### MATERIAL FOR THIS TASK
============================================================
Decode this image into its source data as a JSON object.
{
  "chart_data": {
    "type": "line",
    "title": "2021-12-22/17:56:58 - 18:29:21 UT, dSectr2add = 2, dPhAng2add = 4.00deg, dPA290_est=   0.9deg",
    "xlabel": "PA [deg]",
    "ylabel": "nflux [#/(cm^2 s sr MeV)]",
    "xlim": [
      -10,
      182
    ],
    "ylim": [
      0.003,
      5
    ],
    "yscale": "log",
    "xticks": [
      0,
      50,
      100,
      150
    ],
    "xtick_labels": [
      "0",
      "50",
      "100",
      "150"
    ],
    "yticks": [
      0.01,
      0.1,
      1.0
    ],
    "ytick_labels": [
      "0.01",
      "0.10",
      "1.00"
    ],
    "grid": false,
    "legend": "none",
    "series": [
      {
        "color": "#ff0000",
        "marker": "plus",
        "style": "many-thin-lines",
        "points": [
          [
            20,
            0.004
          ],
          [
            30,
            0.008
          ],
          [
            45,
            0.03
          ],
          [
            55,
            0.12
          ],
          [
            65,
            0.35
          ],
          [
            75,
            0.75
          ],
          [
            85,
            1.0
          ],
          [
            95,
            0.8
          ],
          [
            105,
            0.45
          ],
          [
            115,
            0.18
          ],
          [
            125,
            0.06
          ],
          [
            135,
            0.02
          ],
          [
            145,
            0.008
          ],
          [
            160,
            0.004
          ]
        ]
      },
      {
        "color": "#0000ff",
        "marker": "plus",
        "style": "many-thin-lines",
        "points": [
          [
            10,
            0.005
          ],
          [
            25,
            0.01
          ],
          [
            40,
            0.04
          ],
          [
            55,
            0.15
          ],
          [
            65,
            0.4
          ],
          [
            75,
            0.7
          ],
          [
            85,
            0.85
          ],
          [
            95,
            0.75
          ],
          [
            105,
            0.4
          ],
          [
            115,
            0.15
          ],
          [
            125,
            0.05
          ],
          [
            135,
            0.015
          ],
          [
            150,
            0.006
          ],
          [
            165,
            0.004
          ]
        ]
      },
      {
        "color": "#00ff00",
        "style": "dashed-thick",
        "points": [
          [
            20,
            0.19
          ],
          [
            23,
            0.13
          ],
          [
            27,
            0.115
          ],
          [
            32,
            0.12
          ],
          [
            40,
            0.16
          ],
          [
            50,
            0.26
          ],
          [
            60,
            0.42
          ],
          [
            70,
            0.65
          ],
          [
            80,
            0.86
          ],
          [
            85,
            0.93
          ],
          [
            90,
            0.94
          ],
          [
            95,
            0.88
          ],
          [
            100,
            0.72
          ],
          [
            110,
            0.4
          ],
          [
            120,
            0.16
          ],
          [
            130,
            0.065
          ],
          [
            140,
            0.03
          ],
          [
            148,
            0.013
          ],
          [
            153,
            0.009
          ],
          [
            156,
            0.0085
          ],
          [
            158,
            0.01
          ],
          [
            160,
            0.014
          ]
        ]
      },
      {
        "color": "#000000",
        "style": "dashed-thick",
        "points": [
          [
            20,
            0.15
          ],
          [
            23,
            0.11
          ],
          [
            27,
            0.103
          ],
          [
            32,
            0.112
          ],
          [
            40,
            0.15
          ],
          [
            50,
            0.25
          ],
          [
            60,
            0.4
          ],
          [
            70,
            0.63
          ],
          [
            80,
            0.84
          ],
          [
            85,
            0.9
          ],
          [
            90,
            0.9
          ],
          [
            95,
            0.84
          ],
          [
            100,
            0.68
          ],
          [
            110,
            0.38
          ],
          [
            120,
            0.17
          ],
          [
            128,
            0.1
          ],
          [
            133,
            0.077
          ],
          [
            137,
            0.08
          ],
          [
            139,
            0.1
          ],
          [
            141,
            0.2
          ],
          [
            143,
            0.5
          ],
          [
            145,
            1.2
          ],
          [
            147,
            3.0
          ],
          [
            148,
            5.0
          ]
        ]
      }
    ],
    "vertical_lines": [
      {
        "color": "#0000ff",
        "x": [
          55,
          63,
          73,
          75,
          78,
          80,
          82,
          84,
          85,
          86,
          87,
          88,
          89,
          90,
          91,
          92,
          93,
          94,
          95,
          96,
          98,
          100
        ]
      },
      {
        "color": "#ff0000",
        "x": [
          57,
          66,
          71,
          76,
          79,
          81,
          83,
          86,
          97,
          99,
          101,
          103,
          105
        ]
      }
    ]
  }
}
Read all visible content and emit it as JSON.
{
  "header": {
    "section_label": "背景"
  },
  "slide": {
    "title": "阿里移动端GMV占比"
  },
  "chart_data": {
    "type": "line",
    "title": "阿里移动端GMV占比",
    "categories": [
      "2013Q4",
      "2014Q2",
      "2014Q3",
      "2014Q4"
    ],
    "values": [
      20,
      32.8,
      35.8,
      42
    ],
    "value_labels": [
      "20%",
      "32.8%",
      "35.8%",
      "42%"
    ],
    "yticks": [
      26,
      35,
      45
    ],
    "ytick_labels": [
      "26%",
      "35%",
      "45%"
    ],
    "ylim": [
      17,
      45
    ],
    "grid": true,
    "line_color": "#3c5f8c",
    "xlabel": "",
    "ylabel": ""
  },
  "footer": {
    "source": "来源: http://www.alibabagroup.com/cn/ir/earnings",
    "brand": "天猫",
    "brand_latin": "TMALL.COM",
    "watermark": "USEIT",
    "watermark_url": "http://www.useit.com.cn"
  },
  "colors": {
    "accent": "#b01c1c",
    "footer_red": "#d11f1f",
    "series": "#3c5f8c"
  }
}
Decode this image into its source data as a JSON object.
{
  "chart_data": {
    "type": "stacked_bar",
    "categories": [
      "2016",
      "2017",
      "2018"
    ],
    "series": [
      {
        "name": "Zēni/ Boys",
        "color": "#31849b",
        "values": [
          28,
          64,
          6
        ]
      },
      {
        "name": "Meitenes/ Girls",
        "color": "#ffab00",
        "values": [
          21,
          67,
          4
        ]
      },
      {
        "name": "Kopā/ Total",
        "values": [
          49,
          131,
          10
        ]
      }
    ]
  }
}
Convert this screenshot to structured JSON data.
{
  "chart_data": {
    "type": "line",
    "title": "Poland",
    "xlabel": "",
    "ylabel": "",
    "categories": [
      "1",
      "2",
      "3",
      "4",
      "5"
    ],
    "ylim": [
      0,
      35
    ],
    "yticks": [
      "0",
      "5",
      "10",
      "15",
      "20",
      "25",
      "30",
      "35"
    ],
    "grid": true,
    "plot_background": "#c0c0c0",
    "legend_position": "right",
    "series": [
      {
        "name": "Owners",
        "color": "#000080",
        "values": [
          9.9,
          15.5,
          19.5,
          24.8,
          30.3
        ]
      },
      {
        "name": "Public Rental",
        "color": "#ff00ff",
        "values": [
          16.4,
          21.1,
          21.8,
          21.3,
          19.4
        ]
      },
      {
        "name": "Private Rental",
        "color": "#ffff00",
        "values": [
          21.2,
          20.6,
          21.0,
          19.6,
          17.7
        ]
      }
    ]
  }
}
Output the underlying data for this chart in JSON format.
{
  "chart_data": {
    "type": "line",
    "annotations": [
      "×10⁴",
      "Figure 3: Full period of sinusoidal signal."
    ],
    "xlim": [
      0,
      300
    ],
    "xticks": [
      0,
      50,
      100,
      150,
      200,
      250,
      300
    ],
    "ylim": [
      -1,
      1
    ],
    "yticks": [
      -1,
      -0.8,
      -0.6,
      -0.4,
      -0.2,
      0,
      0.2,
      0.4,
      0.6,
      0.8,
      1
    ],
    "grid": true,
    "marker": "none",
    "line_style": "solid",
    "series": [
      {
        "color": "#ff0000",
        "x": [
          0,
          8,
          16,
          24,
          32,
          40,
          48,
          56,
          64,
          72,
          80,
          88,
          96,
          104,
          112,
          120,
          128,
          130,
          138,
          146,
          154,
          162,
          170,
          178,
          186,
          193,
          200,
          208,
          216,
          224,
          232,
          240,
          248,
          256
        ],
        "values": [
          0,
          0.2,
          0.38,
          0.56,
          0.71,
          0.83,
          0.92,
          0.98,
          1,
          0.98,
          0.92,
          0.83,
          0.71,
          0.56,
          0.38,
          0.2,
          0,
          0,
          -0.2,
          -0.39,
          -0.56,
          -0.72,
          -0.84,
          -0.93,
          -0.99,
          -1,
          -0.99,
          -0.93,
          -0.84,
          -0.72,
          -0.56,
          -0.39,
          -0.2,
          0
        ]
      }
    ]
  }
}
============================================================
### DO THIS
Find every line in the records above that contains the word "name", and copy each one.

### ANSWER BELOW
        "name": "Zēni/ Boys",
        "name": "Meitenes/ Girls",
        "name": "Kopā/ Total",
        "name": "Owners",
        "name": "Public Rental",
        "name": "Private Rental",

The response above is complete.